### Exercise brief
Copy all of the material exactly. Pictures are not to appear in the copy.

### Records shown
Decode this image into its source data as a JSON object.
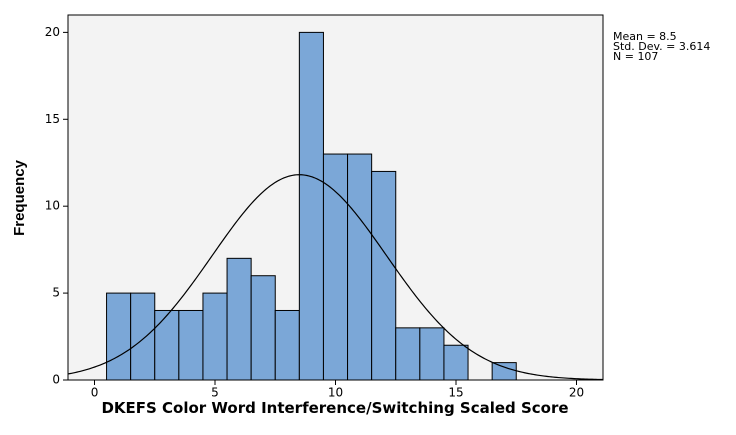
{
  "chart_data": {
    "type": "histogram",
    "xlabel": "DKEFS Color Word Interference/Switching Scaled Score",
    "ylabel": "Frequency",
    "bins": [
      0.5,
      1.5,
      2.5,
      3.5,
      4.5,
      5.5,
      6.5,
      7.5,
      8.5,
      9.5,
      10.5,
      11.5,
      12.5,
      13.5,
      14.5,
      15.5,
      16.5,
      17.5
    ],
    "values": [
      5,
      5,
      4,
      4,
      5,
      7,
      6,
      4,
      20,
      13,
      13,
      12,
      3,
      3,
      2,
      0,
      1
    ],
    "color": "#7ba7d7",
    "xlim": [
      -1.1,
      21.1
    ],
    "ylim": [
      0,
      21
    ],
    "xticks": [
      0,
      5,
      10,
      15,
      20
    ],
    "yticks": [
      0,
      5,
      10,
      15,
      20
    ],
    "stats": [
      {
        "value": 8.5,
        "label": "Mean = 8.5"
      },
      {
        "value": 3.614,
        "label": "Std. Dev. = 3.614"
      },
      {
        "value": 107,
        "label": "N = 107"
      }
    ]
  }
}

### Solved problem
Decode this image into its source data as a JSON object.
{
  "chart_data": {
    "type": "histogram",
    "xlabel": "DKEFS Color Word Interference/Switching Scaled Score",
    "ylabel": "Frequency",
    "bins": [
      0.5,
      1.5,
      2.5,
      3.5,
      4.5,
      5.5,
      6.5,
      7.5,
      8.5,
      9.5,
      10.5,
      11.5,
      12.5,
      13.5,
      14.5,
      15.5,
      16.5,
      17.5
    ],
    "values": [
      5,
      5,
      4,
      4,
      5,
      7,
      6,
      4,
      20,
      13,
      13,
      12,
      3,
      3,
      2,
      0,
      1
    ],
    "color": "#7ba7d7",
    "xlim": [
      -1.1,
      21.1
    ],
    "ylim": [
      0,
      21
    ],
    "xticks": [
      0,
      5,
      10,
      15,
      20
    ],
    "yticks": [
      0,
      5,
      10,
      15,
      20
    ],
    "stats": [
      {
        "value": 8.5,
        "label": "Mean = 8.5"
      },
      {
        "value": 3.614,
        "label": "Std. Dev. = 3.614"
      },
      {
        "value": 107,
        "label": "N = 107"
      }
    ]
  }
}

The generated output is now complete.